> [WHAT YOU ARE ASKED TO DO] Pick out each line below containing "Iran".

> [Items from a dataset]
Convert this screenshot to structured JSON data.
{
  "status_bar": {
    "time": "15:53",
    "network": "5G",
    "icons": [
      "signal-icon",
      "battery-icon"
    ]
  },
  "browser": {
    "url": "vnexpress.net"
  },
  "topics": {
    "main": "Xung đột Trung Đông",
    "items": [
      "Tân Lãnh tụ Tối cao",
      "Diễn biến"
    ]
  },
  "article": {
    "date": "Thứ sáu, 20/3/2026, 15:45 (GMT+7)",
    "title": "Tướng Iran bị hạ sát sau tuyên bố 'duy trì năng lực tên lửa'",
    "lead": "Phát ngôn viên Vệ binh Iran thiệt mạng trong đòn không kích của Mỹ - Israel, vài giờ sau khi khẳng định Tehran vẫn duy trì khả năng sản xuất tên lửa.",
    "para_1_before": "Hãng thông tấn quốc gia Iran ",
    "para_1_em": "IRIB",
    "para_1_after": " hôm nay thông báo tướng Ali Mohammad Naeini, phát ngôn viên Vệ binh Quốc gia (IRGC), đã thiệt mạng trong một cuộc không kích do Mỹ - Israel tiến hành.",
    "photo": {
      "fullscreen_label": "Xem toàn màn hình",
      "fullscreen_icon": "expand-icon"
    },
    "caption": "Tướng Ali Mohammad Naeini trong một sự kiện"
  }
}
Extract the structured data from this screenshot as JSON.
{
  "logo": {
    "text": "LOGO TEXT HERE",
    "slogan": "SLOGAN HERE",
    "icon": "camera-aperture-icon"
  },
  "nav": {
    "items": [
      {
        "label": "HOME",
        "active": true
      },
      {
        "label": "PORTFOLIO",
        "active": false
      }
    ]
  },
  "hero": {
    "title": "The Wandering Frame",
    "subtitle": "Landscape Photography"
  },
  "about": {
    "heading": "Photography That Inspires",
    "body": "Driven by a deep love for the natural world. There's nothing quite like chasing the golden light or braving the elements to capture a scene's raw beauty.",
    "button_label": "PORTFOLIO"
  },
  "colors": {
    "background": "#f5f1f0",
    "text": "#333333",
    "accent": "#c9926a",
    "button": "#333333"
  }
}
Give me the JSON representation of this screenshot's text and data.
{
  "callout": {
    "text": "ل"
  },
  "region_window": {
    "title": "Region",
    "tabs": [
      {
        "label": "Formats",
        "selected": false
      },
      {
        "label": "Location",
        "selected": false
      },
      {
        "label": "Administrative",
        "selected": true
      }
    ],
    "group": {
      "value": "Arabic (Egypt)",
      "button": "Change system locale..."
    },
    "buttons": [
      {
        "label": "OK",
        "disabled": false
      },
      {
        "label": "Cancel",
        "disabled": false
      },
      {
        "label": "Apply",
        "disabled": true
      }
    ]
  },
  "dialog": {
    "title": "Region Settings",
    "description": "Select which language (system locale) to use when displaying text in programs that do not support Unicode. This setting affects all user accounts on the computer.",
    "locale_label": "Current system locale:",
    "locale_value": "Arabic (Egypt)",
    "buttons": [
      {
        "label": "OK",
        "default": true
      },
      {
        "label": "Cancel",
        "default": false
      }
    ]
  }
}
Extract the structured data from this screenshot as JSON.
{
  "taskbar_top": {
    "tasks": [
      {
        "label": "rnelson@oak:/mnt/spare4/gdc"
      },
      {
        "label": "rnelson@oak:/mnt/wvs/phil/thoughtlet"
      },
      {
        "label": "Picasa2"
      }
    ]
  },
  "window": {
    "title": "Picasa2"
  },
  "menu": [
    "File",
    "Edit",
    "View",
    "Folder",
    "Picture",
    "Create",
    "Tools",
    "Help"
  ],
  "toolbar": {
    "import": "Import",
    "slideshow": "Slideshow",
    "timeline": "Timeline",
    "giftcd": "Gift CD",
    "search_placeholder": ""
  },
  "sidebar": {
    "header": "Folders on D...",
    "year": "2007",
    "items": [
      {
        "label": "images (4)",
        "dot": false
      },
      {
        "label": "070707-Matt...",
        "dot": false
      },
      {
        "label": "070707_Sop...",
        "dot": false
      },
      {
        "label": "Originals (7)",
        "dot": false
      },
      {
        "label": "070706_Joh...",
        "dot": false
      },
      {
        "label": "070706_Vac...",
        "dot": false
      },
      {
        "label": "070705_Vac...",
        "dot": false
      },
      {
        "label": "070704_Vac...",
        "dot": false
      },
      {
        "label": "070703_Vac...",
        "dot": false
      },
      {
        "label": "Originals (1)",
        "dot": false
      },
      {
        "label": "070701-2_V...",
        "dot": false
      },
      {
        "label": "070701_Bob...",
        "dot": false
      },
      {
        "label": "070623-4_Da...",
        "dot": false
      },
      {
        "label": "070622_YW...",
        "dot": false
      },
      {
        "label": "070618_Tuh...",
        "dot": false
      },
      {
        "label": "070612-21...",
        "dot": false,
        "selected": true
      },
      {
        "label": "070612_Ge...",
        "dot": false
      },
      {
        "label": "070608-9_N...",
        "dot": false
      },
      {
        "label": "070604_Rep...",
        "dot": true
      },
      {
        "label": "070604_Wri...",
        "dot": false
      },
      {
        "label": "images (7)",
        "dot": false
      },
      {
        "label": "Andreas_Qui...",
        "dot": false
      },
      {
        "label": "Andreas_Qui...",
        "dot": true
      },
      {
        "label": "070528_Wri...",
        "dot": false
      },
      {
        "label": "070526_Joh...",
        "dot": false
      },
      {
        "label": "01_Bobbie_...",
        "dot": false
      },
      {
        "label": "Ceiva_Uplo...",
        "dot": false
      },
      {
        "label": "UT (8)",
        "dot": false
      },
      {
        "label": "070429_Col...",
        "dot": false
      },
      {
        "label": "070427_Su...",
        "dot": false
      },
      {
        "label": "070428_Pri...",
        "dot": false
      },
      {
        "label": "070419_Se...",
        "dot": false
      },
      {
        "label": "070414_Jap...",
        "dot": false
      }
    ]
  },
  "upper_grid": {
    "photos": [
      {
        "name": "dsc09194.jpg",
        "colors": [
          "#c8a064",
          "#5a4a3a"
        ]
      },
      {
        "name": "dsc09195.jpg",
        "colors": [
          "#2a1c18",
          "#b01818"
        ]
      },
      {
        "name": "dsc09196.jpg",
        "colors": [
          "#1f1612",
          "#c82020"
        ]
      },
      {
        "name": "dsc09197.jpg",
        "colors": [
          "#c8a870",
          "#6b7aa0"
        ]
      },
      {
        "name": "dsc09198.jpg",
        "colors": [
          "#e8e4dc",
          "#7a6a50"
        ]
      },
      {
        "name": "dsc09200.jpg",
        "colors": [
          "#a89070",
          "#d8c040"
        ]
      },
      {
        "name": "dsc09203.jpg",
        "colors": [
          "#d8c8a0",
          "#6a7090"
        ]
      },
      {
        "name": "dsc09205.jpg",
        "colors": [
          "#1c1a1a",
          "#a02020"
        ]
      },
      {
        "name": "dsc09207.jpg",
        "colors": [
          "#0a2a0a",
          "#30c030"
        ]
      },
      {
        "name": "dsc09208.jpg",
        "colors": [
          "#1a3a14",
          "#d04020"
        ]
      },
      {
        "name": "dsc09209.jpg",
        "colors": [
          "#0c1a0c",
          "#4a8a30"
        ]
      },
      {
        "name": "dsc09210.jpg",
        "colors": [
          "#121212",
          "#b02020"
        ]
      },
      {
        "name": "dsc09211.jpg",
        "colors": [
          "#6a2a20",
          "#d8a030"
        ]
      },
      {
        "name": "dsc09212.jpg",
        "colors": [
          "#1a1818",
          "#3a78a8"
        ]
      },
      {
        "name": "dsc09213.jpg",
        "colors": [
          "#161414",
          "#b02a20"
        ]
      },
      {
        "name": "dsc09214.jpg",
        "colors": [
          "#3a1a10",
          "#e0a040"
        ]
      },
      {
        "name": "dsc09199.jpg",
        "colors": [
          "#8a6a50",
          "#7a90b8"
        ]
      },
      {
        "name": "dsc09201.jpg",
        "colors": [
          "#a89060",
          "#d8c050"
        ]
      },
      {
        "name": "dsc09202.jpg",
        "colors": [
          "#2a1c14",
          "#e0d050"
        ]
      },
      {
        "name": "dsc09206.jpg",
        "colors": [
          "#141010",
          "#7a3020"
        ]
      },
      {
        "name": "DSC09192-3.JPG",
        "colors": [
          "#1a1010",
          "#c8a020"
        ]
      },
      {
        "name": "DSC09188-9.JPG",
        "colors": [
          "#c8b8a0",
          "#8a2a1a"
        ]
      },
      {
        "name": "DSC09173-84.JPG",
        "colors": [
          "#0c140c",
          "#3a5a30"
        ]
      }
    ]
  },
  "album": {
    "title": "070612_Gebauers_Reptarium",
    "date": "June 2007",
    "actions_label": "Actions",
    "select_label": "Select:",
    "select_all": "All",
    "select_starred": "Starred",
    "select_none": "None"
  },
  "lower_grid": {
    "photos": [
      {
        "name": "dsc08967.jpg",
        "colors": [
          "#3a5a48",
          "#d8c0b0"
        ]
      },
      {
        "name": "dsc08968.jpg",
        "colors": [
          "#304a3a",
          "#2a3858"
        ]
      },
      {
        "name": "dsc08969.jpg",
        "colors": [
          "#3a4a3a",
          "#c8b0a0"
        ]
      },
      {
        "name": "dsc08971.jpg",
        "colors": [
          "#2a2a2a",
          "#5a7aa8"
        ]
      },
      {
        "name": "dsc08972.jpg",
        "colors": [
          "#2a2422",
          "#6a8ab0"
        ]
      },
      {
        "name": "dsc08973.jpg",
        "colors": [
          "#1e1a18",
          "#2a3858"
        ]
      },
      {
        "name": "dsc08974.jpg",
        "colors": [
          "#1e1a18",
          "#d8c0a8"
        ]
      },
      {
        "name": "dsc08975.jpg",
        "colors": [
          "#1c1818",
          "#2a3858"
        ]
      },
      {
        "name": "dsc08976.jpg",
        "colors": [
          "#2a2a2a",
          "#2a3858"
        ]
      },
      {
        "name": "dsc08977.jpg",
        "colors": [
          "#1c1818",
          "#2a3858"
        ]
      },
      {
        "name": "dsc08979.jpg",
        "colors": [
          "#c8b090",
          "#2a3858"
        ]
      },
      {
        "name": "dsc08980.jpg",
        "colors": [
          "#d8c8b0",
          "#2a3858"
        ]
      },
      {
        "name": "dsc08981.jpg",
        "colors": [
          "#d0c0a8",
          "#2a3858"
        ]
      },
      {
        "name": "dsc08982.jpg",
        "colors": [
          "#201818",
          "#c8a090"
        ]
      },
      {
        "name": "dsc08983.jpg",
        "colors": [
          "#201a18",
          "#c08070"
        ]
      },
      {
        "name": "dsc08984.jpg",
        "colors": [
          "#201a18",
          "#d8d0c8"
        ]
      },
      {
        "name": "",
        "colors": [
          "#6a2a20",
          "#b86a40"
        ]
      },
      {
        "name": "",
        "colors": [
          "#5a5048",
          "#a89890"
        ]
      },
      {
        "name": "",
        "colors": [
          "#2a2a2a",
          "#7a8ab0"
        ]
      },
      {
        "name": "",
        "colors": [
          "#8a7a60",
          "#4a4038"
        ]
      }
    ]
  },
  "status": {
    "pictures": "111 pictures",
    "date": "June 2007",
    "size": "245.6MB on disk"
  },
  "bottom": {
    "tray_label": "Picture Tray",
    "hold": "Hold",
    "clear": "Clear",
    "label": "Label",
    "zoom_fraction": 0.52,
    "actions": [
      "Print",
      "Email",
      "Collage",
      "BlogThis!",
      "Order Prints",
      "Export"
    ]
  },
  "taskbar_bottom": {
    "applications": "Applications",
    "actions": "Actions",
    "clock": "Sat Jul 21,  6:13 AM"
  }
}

> [FULL RESPONSE]
    "title": "Tướng Iran bị hạ sát sau tuyên bố 'duy trì năng lực tên lửa'",
    "lead": "Phát ngôn viên Vệ binh Iran thiệt mạng trong đòn không kích của Mỹ - Israel, vài giờ sau khi khẳng định Tehran vẫn duy trì khả năng sản xuất tên lửa.",
    "para_1_before": "Hãng thông tấn quốc gia Iran ",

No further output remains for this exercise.